What is expected -> From the entries below, copy every line where the string "https" appears.

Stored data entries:
=-=-=

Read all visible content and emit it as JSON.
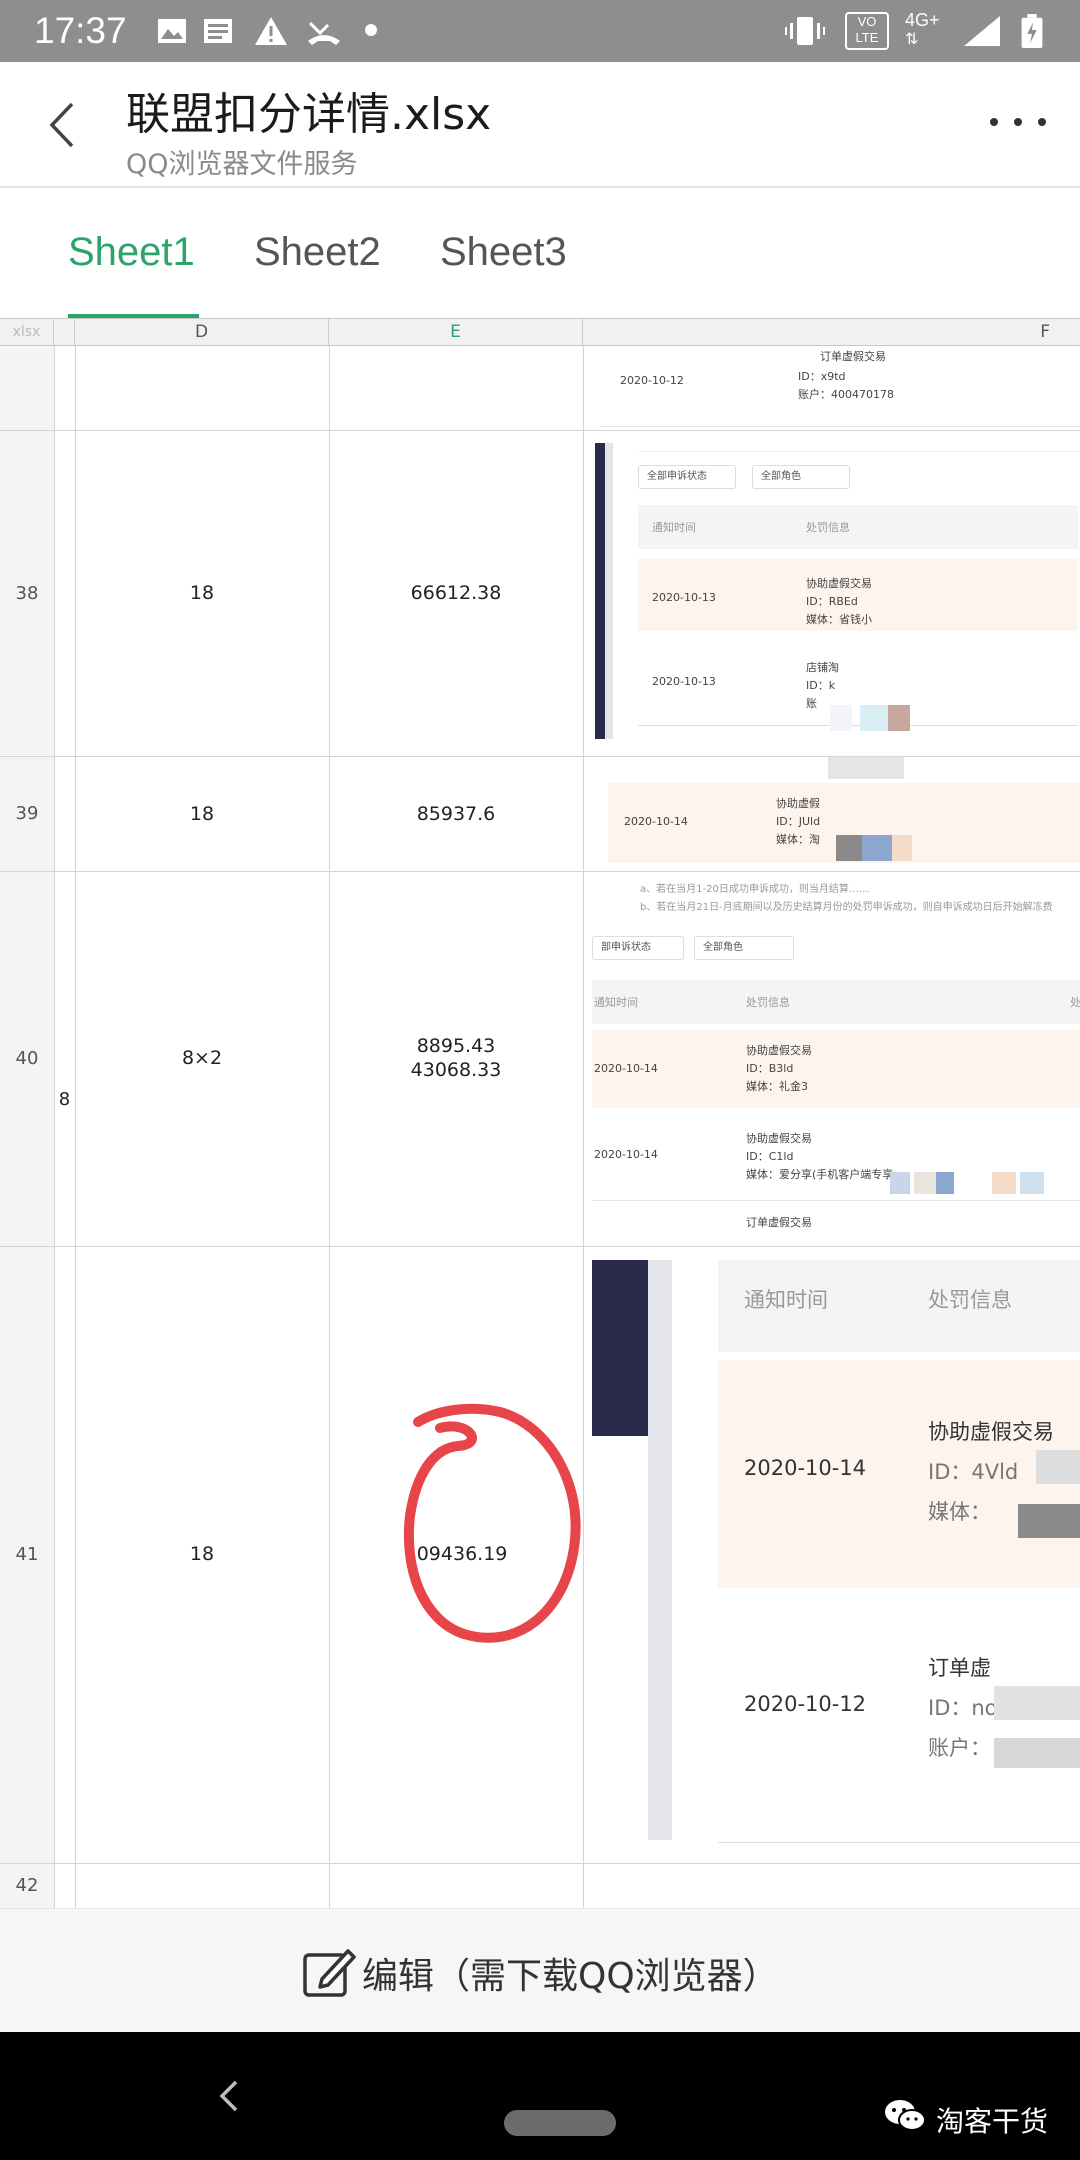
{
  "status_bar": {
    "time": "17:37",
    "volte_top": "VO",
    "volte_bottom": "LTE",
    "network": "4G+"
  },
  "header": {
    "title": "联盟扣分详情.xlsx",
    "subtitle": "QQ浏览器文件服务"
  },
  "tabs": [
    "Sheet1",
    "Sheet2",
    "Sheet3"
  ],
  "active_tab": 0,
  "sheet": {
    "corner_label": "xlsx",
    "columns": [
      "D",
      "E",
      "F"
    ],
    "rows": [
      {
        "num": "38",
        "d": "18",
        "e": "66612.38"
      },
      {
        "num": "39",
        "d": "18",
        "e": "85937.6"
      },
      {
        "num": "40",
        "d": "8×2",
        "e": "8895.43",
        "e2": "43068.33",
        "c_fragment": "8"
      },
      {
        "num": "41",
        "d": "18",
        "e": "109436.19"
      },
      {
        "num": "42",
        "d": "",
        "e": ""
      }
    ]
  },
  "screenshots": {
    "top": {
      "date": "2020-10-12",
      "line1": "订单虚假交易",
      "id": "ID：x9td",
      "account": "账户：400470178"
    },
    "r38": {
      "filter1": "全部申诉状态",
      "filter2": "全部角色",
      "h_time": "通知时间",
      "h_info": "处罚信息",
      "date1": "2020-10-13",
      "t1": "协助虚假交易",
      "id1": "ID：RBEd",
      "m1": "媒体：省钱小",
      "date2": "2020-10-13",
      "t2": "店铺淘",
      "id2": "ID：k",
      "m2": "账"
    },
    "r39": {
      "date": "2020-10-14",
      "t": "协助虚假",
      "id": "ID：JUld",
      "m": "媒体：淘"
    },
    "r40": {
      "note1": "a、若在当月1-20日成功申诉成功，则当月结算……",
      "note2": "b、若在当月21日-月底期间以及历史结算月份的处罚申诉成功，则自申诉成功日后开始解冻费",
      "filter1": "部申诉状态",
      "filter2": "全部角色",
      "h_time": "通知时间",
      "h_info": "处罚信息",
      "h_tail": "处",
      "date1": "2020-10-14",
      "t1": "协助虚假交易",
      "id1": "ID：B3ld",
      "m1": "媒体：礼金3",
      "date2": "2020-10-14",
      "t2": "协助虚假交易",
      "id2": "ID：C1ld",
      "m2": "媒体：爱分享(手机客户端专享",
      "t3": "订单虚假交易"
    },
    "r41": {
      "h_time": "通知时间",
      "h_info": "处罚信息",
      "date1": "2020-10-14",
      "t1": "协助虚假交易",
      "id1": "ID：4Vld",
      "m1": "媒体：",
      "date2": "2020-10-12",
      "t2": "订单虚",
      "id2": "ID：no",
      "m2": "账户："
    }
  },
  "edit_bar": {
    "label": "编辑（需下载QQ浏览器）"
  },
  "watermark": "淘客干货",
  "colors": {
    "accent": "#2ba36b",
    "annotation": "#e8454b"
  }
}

=-=-=

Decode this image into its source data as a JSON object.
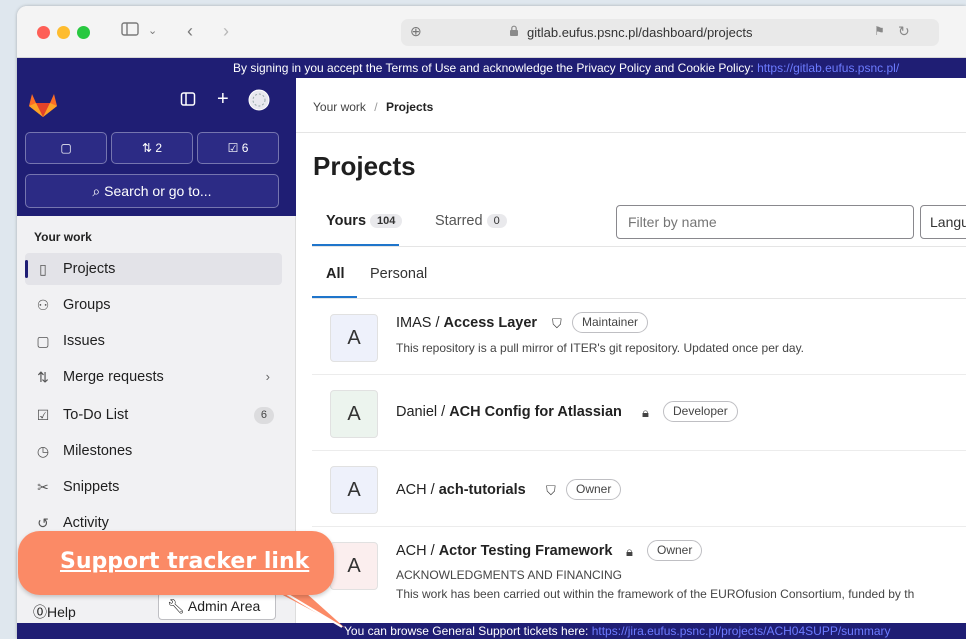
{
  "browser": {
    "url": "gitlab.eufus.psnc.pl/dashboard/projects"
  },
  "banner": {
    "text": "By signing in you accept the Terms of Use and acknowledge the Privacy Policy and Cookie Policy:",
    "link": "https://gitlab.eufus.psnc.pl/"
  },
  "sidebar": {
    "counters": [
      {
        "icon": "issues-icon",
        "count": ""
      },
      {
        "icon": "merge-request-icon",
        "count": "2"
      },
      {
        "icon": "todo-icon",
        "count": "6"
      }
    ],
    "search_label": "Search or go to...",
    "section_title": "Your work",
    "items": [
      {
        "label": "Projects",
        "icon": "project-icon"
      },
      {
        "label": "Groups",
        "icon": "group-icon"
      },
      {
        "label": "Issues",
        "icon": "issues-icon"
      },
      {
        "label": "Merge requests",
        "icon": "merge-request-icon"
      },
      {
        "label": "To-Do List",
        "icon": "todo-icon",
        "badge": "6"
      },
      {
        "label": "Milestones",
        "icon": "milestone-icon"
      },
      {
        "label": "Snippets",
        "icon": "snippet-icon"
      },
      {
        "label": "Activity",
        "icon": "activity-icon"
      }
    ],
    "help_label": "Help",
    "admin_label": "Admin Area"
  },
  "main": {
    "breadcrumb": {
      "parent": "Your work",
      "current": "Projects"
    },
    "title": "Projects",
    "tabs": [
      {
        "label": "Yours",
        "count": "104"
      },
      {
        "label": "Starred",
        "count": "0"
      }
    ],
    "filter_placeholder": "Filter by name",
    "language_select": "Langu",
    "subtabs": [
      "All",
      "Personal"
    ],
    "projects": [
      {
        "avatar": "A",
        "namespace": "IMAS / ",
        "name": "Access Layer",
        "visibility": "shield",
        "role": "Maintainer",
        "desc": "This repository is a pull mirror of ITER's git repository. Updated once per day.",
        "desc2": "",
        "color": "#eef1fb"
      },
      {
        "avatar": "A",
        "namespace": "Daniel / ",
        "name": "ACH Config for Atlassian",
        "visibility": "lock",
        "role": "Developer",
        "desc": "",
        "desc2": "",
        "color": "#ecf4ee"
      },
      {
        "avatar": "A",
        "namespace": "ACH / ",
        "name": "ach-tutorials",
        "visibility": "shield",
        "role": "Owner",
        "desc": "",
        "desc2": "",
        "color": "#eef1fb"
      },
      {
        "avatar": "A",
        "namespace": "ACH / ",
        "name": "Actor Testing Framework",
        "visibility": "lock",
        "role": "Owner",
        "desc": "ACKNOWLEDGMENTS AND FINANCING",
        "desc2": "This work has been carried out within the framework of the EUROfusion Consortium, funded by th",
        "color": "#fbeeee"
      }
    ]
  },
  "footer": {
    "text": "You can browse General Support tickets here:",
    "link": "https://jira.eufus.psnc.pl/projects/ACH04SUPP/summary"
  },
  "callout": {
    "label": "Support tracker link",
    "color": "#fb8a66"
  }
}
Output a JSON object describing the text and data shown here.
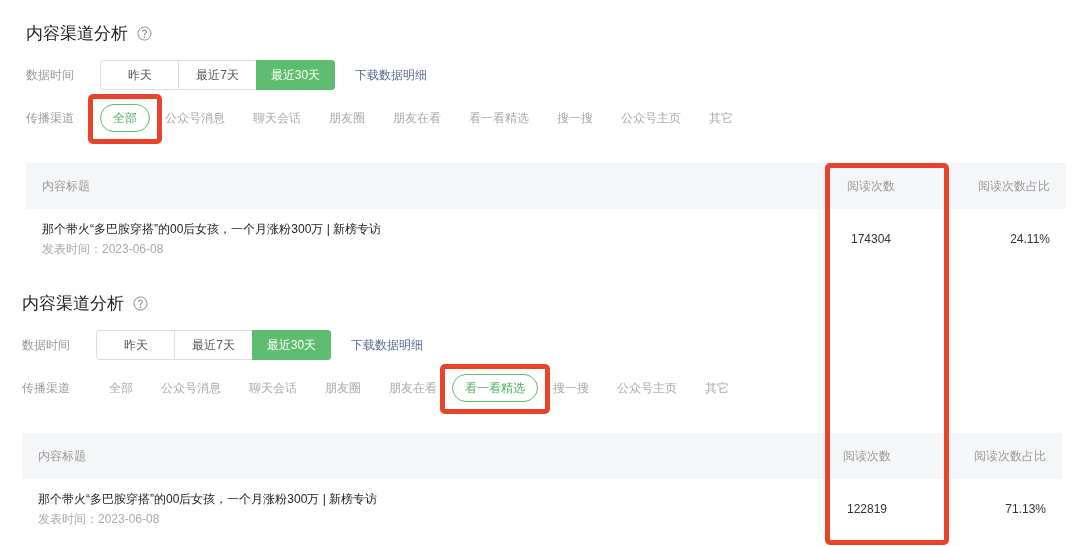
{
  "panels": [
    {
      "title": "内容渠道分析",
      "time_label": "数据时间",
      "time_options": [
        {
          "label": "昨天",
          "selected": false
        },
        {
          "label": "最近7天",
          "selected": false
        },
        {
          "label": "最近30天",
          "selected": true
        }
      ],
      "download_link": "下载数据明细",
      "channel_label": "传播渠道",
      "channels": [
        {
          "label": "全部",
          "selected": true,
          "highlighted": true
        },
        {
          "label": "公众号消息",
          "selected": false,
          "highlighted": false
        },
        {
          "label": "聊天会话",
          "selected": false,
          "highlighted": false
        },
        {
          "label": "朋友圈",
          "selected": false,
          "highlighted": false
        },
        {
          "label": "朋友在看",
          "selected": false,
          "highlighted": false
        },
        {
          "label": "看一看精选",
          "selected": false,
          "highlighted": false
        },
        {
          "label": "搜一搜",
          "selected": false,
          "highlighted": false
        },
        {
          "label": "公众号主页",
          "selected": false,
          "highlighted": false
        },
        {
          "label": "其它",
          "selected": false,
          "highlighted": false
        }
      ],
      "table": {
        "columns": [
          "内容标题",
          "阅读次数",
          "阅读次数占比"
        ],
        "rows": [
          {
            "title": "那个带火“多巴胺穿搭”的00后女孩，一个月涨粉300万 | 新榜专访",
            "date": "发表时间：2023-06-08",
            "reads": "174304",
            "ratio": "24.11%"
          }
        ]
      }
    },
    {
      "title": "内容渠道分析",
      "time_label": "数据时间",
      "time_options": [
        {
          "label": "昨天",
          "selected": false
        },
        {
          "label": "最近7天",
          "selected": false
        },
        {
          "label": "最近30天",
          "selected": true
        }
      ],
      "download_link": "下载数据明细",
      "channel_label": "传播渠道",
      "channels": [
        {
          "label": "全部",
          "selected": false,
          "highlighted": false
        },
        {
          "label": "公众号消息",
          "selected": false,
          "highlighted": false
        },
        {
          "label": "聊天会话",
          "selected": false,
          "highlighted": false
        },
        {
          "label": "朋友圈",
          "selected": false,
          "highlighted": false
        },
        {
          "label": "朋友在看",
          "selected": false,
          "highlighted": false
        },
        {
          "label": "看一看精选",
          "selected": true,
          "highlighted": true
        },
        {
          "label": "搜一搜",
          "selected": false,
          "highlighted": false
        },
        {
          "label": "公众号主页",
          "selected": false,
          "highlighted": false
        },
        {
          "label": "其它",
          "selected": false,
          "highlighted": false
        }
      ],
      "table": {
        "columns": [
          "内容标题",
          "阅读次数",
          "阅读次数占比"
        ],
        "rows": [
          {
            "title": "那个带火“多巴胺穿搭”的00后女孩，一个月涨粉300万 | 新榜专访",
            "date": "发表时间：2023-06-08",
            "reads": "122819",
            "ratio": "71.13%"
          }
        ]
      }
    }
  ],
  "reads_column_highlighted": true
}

=-=-=

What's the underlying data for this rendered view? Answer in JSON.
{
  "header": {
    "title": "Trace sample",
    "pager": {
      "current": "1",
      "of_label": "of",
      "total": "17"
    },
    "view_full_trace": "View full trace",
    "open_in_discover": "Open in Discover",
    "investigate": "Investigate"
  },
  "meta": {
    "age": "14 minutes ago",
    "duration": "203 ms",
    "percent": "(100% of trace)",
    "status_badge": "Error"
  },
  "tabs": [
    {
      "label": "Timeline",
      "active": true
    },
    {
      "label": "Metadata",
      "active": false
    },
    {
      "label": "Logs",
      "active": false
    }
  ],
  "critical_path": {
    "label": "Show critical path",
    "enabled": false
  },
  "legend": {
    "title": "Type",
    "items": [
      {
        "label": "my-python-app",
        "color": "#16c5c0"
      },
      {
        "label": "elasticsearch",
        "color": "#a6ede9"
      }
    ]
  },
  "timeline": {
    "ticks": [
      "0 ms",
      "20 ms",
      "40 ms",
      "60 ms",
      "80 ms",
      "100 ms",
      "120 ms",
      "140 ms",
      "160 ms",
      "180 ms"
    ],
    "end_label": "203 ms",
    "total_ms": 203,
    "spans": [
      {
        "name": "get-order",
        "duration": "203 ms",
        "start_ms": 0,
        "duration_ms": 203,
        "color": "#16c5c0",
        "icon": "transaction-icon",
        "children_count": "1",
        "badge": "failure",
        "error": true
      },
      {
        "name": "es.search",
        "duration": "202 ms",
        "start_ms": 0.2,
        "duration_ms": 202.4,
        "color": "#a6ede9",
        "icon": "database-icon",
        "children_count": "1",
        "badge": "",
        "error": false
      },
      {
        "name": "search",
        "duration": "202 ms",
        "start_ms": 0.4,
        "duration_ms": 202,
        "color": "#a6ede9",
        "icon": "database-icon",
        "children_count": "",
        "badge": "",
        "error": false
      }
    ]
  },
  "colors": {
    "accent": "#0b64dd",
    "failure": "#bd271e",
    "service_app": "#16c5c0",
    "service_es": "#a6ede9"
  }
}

=-=-=

Complete output ->
    "link": "https://gitlab.eufus.psnc.pl/"
    "link": "https://jira.eufus.psnc.pl/projects/ACH04SUPP/summary"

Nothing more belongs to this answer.